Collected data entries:
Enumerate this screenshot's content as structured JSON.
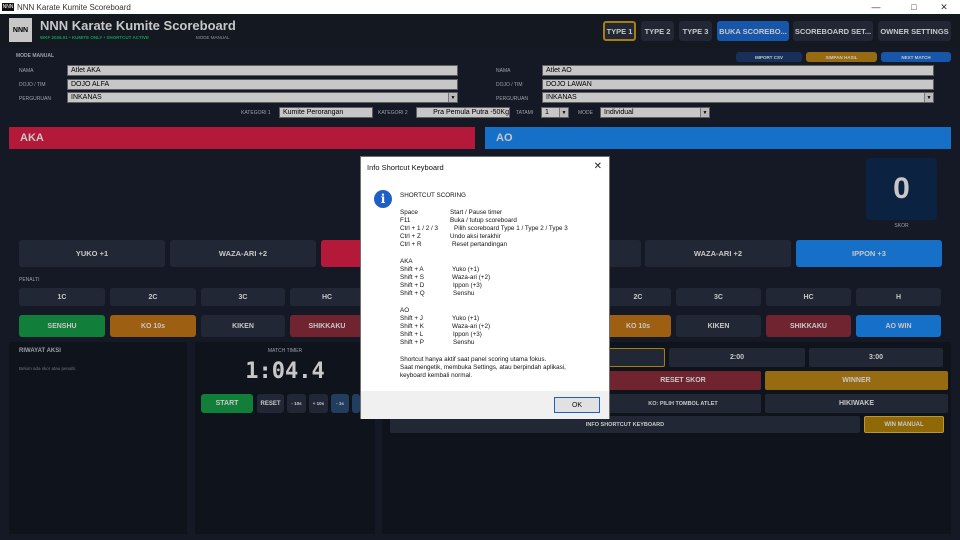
{
  "window": {
    "title": "NNN Karate Kumite Scoreboard",
    "logo": "NNN",
    "controls": [
      "minimize-icon",
      "maximize-icon",
      "close-icon"
    ]
  },
  "header": {
    "logo": "NNN",
    "title": "NNN Karate Kumite Scoreboard",
    "subtitle": "WKF 2026.01 • KUMITE ONLY • SHORTCUT ACTIVE",
    "mode": "MODE MANUAL",
    "buttons": {
      "type1": "TYPE 1",
      "type2": "TYPE 2",
      "type3": "TYPE 3",
      "buka": "BUKA SCOREBO...",
      "settings": "SCOREBOARD SET...",
      "owner": "OWNER SETTINGS"
    }
  },
  "toolbar": {
    "mode_manual": "MODE MANUAL",
    "import_csv": "IMPORT CSV",
    "simpan_hasil": "SIMPAN HASIL",
    "next_match": "NEXT MATCH"
  },
  "labels": {
    "nama": "NAMA",
    "dojo": "DOJO / TIM",
    "perguruan": "PERGURUAN",
    "kategori1": "KATEGORI 1",
    "kategori2": "KATEGORI 2",
    "tatami": "TATAMI",
    "mode": "MODE"
  },
  "aka_form": {
    "nama": "Atlet AKA",
    "dojo": "DOJO ALFA",
    "perguruan": "INKANAS"
  },
  "ao_form": {
    "nama": "Atlet AO",
    "dojo": "DOJO LAWAN",
    "perguruan": "INKANAS"
  },
  "category": {
    "kategori1": "Kumite Perorangan",
    "kategori2": "Pra Pemula Putra -50Kg",
    "tatami": "1",
    "mode": "Individual"
  },
  "aka": {
    "name": "AKA",
    "buttons": {
      "yuko": "YUKO  +1",
      "wazaari": "WAZA-ARI  +2"
    },
    "penalti_label": "PENALTI",
    "penalti": [
      "1C",
      "2C",
      "3C",
      "HC"
    ],
    "actions": {
      "senshu": "SENSHU",
      "ko": "KO 10s",
      "kiken": "KIKEN",
      "shikkaku": "SHIKKAKU"
    }
  },
  "ao": {
    "name": "AO",
    "score": "0",
    "score_label": "SKOR",
    "buttons": {
      "wazaari": "WAZA-ARI  +2",
      "ippon": "IPPON  +3"
    },
    "penalti": [
      "2C",
      "3C",
      "HC",
      "H"
    ],
    "actions": {
      "ko": "KO 10s",
      "kiken": "KIKEN",
      "shikkaku": "SHIKKAKU",
      "ao_win": "AO WIN"
    }
  },
  "history": {
    "title": "RIWAYAT AKSI",
    "empty": "Belum ada skor atau penalti."
  },
  "timer": {
    "label": "MATCH TIMER",
    "value": "1:04.4",
    "start": "START",
    "reset": "RESET",
    "minus10": "- 10s",
    "plus10": "+ 10s",
    "minus1": "- 1s"
  },
  "right_controls": {
    "t200": "2:00",
    "t300": "3:00",
    "reset_skor": "RESET SKOR",
    "winner": "WINNER",
    "ko_pilih": "KO: PILIH TOMBOL ATLET",
    "hikiwake": "HIKIWAKE",
    "info_shortcut": "INFO SHORTCUT KEYBOARD",
    "win_manual": "WIN MANUAL"
  },
  "dialog": {
    "title": "Info Shortcut Keyboard",
    "heading": "SHORTCUT SCORING",
    "general": [
      {
        "key": "Space",
        "desc": "Start / Pause timer"
      },
      {
        "key": "F11",
        "desc": "Buka / tutup scoreboard"
      },
      {
        "key": "Ctrl + 1 / 2 / 3",
        "desc": "Pilih scoreboard Type 1 / Type 2 / Type 3"
      },
      {
        "key": "Ctrl + Z",
        "desc": "Undo aksi terakhir"
      },
      {
        "key": "Ctrl + R",
        "desc": "Reset pertandingan"
      }
    ],
    "aka_heading": "AKA",
    "aka": [
      {
        "key": "Shift + A",
        "desc": "Yuko (+1)"
      },
      {
        "key": "Shift + S",
        "desc": "Waza-ari (+2)"
      },
      {
        "key": "Shift + D",
        "desc": "Ippon (+3)"
      },
      {
        "key": "Shift + Q",
        "desc": "Senshu"
      }
    ],
    "ao_heading": "AO",
    "ao": [
      {
        "key": "Shift + J",
        "desc": "Yuko (+1)"
      },
      {
        "key": "Shift + K",
        "desc": "Waza-ari (+2)"
      },
      {
        "key": "Shift + L",
        "desc": "Ippon (+3)"
      },
      {
        "key": "Shift + P",
        "desc": "Senshu"
      }
    ],
    "note": [
      "Shortcut hanya aktif saat panel scoring utama fokus.",
      "Saat mengetik, membuka Settings, atau berpindah aplikasi,",
      "keyboard kembali normal."
    ],
    "ok": "OK"
  },
  "colors": {
    "aka": "#e8214a",
    "ao": "#1e90ff",
    "senshu": "#16a34a",
    "ko": "#c97a16",
    "shikkaku": "#8f2f3e",
    "gold": "#d4a017",
    "bg": "#1b2130"
  }
}
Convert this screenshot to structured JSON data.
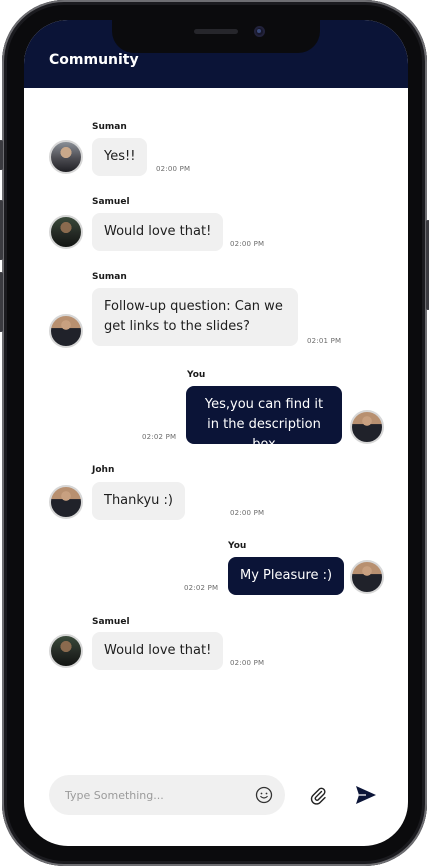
{
  "header": {
    "title": "Community"
  },
  "messages": [
    {
      "sender": "Suman",
      "text": "Yes!!",
      "time": "02:00 PM",
      "mine": false
    },
    {
      "sender": "Samuel",
      "text": "Would love that!",
      "time": "02:00 PM",
      "mine": false
    },
    {
      "sender": "Suman",
      "text": "Follow-up question: Can we get links to the slides?",
      "time": "02:01 PM",
      "mine": false
    },
    {
      "sender": "You",
      "text": "Yes,you can find it in the description box",
      "time": "02:02 PM",
      "mine": true
    },
    {
      "sender": "John",
      "text": "Thankyu :)",
      "time": "02:00 PM",
      "mine": false
    },
    {
      "sender": "You",
      "text": "My Pleasure :)",
      "time": "02:02 PM",
      "mine": true
    },
    {
      "sender": "Samuel",
      "text": "Would love that!",
      "time": "02:00 PM",
      "mine": false
    }
  ],
  "composer": {
    "placeholder": "Type Something...",
    "emoji_icon": "smiley-icon",
    "attach_icon": "paperclip-icon",
    "send_icon": "send-icon"
  },
  "colors": {
    "accent": "#0b1437",
    "bubble_in": "#f0f0f0",
    "bubble_out": "#0b1437"
  }
}
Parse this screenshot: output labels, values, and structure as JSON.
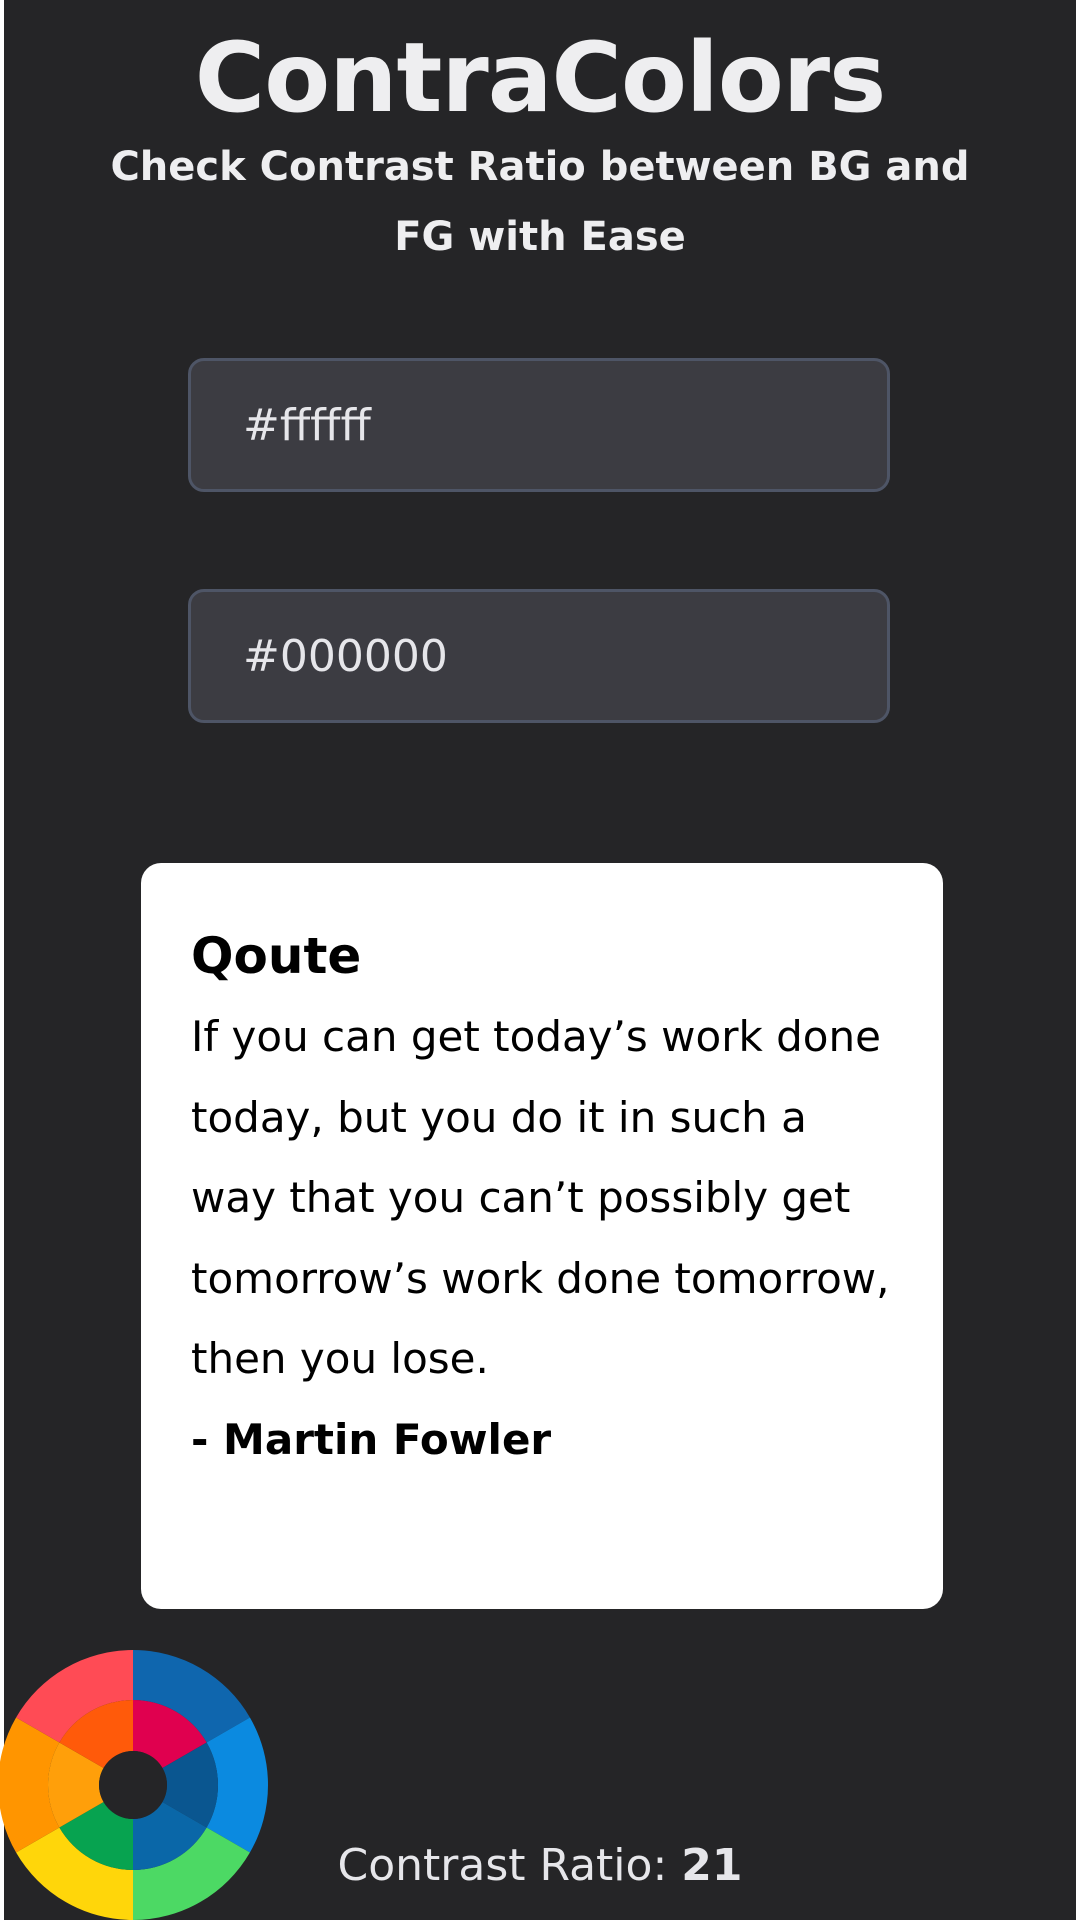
{
  "header": {
    "title": "ContraColors",
    "subtitle": "Check Contrast Ratio between BG and FG with Ease"
  },
  "inputs": {
    "background_color": "#ffffff",
    "foreground_color": "#000000"
  },
  "preview_card": {
    "heading": "Qoute",
    "quote": "If you can get today’s work done today, but you do it in such a way that you can’t possibly get tomorrow’s work done tomorrow, then you lose.",
    "author": "- Martin Fowler",
    "background_color": "#ffffff",
    "text_color": "#000000"
  },
  "result": {
    "label": "Contrast Ratio:",
    "value": "21"
  },
  "logo": {
    "icon": "color-wheel-icon",
    "colors": [
      "#0f66ae",
      "#0b8ae0",
      "#4cd964",
      "#ffd60a",
      "#ff9500",
      "#ff4b55",
      "#e0004f",
      "#0a5690",
      "#0a67a8",
      "#07a350",
      "#ff9f0a",
      "#ff5a0a"
    ]
  },
  "theme": {
    "app_background": "#252527",
    "input_background": "#3c3c42",
    "input_border": "#4e5566",
    "text_light": "#eeeef0"
  }
}
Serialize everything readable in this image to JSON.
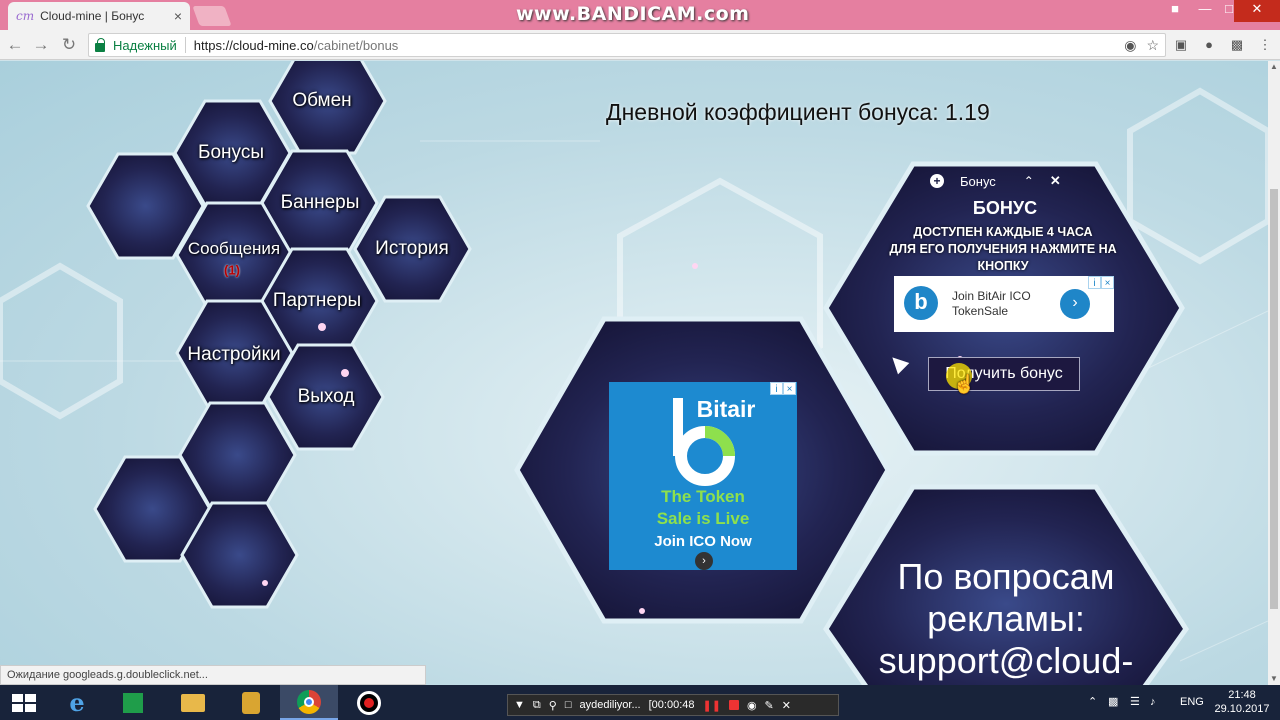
{
  "browser": {
    "tab_title": "Cloud-mine | Бонус",
    "tab_favicon": "cm",
    "tab_close": "×",
    "watermark": "www.BANDICAM.com",
    "secure_label": "Надежный",
    "url_host": "https://cloud-mine.co",
    "url_path": "/cabinet/bonus",
    "status_text": "Ожидание googleads.g.doubleclick.net..."
  },
  "nav_menu": {
    "exchange": "Обмен",
    "bonuses": "Бонусы",
    "banners": "Баннеры",
    "messages": "Сообщения",
    "messages_count": "(1)",
    "history": "История",
    "partners": "Партнеры",
    "settings": "Настройки",
    "logout": "Выход"
  },
  "main": {
    "coefficient_text": "Дневной коэффициент бонуса: 1.19"
  },
  "bonus_panel": {
    "header_label": "Бонус",
    "title": "БОНУС",
    "subtitle_line1": "ДОСТУПЕН КАЖДЫЕ 4 ЧАСА",
    "subtitle_line2": "ДЛЯ ЕГО ПОЛУЧЕНИЯ НАЖМИТЕ НА КНОПКУ",
    "button_label": "Получить бонус"
  },
  "ad_small": {
    "line1": "Join BitAir ICO",
    "line2": "TokenSale"
  },
  "ad_big": {
    "brand": "Bitair",
    "line1": "The Token",
    "line2": "Sale is Live",
    "cta": "Join ICO Now"
  },
  "support": {
    "line1": "По вопросам",
    "line2": "рекламы:",
    "line3": "support@cloud-"
  },
  "taskbar": {
    "bandicam_file": "aydediliyor...",
    "bandicam_time": "[00:00:48",
    "lang": "ENG",
    "time": "21:48",
    "date": "29.10.2017"
  },
  "colors": {
    "titlebar": "#e57fa0",
    "secure_green": "#0b8043",
    "ad_blue": "#1d8ad0",
    "hex_dark": "#1a1c44"
  }
}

Required work:
Leaving out every picture, extract verbatim the lines from the one containing "Serialize everything readable" through the last line of the listing, inclusive.

Full answer:
Serialize everything readable in this image to JSON.
{
  "browser": {
    "tab_title": "Cloud-mine | Бонус",
    "tab_favicon": "cm",
    "tab_close": "×",
    "watermark": "www.BANDICAM.com",
    "secure_label": "Надежный",
    "url_host": "https://cloud-mine.co",
    "url_path": "/cabinet/bonus",
    "status_text": "Ожидание googleads.g.doubleclick.net..."
  },
  "nav_menu": {
    "exchange": "Обмен",
    "bonuses": "Бонусы",
    "banners": "Баннеры",
    "messages": "Сообщения",
    "messages_count": "(1)",
    "history": "История",
    "partners": "Партнеры",
    "settings": "Настройки",
    "logout": "Выход"
  },
  "main": {
    "coefficient_text": "Дневной коэффициент бонуса: 1.19"
  },
  "bonus_panel": {
    "header_label": "Бонус",
    "title": "БОНУС",
    "subtitle_line1": "ДОСТУПЕН КАЖДЫЕ 4 ЧАСА",
    "subtitle_line2": "ДЛЯ ЕГО ПОЛУЧЕНИЯ НАЖМИТЕ НА КНОПКУ",
    "button_label": "Получить бонус"
  },
  "ad_small": {
    "line1": "Join BitAir ICO",
    "line2": "TokenSale"
  },
  "ad_big": {
    "brand": "Bitair",
    "line1": "The Token",
    "line2": "Sale is Live",
    "cta": "Join ICO Now"
  },
  "support": {
    "line1": "По вопросам",
    "line2": "рекламы:",
    "line3": "support@cloud-"
  },
  "taskbar": {
    "bandicam_file": "aydediliyor...",
    "bandicam_time": "[00:00:48",
    "lang": "ENG",
    "time": "21:48",
    "date": "29.10.2017"
  },
  "colors": {
    "titlebar": "#e57fa0",
    "secure_green": "#0b8043",
    "ad_blue": "#1d8ad0",
    "hex_dark": "#1a1c44"
  }
}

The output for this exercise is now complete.